- Direction: Retype each record shown below, leaving every character as it is.

↓↓↓

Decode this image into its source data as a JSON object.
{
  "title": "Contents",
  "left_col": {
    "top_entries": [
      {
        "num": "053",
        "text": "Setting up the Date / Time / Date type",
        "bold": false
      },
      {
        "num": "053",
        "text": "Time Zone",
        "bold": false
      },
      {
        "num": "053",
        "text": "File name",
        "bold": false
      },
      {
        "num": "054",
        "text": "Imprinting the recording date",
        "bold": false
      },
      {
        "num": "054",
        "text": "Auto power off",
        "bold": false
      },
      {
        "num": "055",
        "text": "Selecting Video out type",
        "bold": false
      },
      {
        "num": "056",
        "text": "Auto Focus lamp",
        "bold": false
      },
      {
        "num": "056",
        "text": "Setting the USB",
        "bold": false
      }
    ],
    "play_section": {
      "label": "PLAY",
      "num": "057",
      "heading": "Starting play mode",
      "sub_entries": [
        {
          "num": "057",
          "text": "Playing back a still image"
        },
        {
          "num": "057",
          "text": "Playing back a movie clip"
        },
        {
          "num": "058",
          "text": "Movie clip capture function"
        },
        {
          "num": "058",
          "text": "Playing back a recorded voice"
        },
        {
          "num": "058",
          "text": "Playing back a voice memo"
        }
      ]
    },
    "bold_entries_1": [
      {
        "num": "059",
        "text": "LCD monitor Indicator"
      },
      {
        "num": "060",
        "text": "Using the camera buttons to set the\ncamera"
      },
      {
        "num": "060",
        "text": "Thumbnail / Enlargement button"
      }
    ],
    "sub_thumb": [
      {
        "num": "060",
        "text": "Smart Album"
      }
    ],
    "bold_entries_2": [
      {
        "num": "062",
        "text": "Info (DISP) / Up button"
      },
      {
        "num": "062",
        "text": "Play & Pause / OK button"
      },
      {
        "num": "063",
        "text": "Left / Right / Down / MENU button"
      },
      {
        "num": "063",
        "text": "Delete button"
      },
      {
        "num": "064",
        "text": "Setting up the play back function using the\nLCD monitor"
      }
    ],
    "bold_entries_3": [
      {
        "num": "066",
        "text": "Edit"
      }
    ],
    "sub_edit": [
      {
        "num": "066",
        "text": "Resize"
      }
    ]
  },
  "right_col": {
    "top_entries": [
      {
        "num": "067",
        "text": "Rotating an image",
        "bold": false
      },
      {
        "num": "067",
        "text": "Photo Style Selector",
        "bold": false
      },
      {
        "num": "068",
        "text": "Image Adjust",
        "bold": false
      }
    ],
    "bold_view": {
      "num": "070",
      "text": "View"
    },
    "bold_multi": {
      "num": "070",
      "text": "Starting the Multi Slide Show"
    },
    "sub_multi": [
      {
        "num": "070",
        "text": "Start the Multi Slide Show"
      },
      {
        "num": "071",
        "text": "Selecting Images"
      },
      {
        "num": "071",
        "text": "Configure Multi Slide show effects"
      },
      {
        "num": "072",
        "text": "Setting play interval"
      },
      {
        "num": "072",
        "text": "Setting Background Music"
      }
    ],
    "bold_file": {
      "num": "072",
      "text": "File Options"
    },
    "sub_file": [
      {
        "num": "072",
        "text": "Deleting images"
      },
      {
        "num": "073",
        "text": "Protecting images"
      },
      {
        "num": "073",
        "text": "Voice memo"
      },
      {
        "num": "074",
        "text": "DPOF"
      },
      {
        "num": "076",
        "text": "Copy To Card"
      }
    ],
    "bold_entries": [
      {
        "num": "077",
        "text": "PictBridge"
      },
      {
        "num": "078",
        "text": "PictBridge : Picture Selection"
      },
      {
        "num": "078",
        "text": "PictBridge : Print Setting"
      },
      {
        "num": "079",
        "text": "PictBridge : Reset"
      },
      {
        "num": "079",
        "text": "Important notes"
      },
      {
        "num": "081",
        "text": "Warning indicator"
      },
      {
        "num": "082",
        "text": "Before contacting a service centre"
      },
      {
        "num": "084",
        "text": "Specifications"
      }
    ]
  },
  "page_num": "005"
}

↑↑↑

- Full output:
Decode this image into its source data as a JSON object.
{
  "title": "Contents",
  "left_col": {
    "top_entries": [
      {
        "num": "053",
        "text": "Setting up the Date / Time / Date type",
        "bold": false
      },
      {
        "num": "053",
        "text": "Time Zone",
        "bold": false
      },
      {
        "num": "053",
        "text": "File name",
        "bold": false
      },
      {
        "num": "054",
        "text": "Imprinting the recording date",
        "bold": false
      },
      {
        "num": "054",
        "text": "Auto power off",
        "bold": false
      },
      {
        "num": "055",
        "text": "Selecting Video out type",
        "bold": false
      },
      {
        "num": "056",
        "text": "Auto Focus lamp",
        "bold": false
      },
      {
        "num": "056",
        "text": "Setting the USB",
        "bold": false
      }
    ],
    "play_section": {
      "label": "PLAY",
      "num": "057",
      "heading": "Starting play mode",
      "sub_entries": [
        {
          "num": "057",
          "text": "Playing back a still image"
        },
        {
          "num": "057",
          "text": "Playing back a movie clip"
        },
        {
          "num": "058",
          "text": "Movie clip capture function"
        },
        {
          "num": "058",
          "text": "Playing back a recorded voice"
        },
        {
          "num": "058",
          "text": "Playing back a voice memo"
        }
      ]
    },
    "bold_entries_1": [
      {
        "num": "059",
        "text": "LCD monitor Indicator"
      },
      {
        "num": "060",
        "text": "Using the camera buttons to set the\ncamera"
      },
      {
        "num": "060",
        "text": "Thumbnail / Enlargement button"
      }
    ],
    "sub_thumb": [
      {
        "num": "060",
        "text": "Smart Album"
      }
    ],
    "bold_entries_2": [
      {
        "num": "062",
        "text": "Info (DISP) / Up button"
      },
      {
        "num": "062",
        "text": "Play & Pause / OK button"
      },
      {
        "num": "063",
        "text": "Left / Right / Down / MENU button"
      },
      {
        "num": "063",
        "text": "Delete button"
      },
      {
        "num": "064",
        "text": "Setting up the play back function using the\nLCD monitor"
      }
    ],
    "bold_entries_3": [
      {
        "num": "066",
        "text": "Edit"
      }
    ],
    "sub_edit": [
      {
        "num": "066",
        "text": "Resize"
      }
    ]
  },
  "right_col": {
    "top_entries": [
      {
        "num": "067",
        "text": "Rotating an image",
        "bold": false
      },
      {
        "num": "067",
        "text": "Photo Style Selector",
        "bold": false
      },
      {
        "num": "068",
        "text": "Image Adjust",
        "bold": false
      }
    ],
    "bold_view": {
      "num": "070",
      "text": "View"
    },
    "bold_multi": {
      "num": "070",
      "text": "Starting the Multi Slide Show"
    },
    "sub_multi": [
      {
        "num": "070",
        "text": "Start the Multi Slide Show"
      },
      {
        "num": "071",
        "text": "Selecting Images"
      },
      {
        "num": "071",
        "text": "Configure Multi Slide show effects"
      },
      {
        "num": "072",
        "text": "Setting play interval"
      },
      {
        "num": "072",
        "text": "Setting Background Music"
      }
    ],
    "bold_file": {
      "num": "072",
      "text": "File Options"
    },
    "sub_file": [
      {
        "num": "072",
        "text": "Deleting images"
      },
      {
        "num": "073",
        "text": "Protecting images"
      },
      {
        "num": "073",
        "text": "Voice memo"
      },
      {
        "num": "074",
        "text": "DPOF"
      },
      {
        "num": "076",
        "text": "Copy To Card"
      }
    ],
    "bold_entries": [
      {
        "num": "077",
        "text": "PictBridge"
      },
      {
        "num": "078",
        "text": "PictBridge : Picture Selection"
      },
      {
        "num": "078",
        "text": "PictBridge : Print Setting"
      },
      {
        "num": "079",
        "text": "PictBridge : Reset"
      },
      {
        "num": "079",
        "text": "Important notes"
      },
      {
        "num": "081",
        "text": "Warning indicator"
      },
      {
        "num": "082",
        "text": "Before contacting a service centre"
      },
      {
        "num": "084",
        "text": "Specifications"
      }
    ]
  },
  "page_num": "005"
}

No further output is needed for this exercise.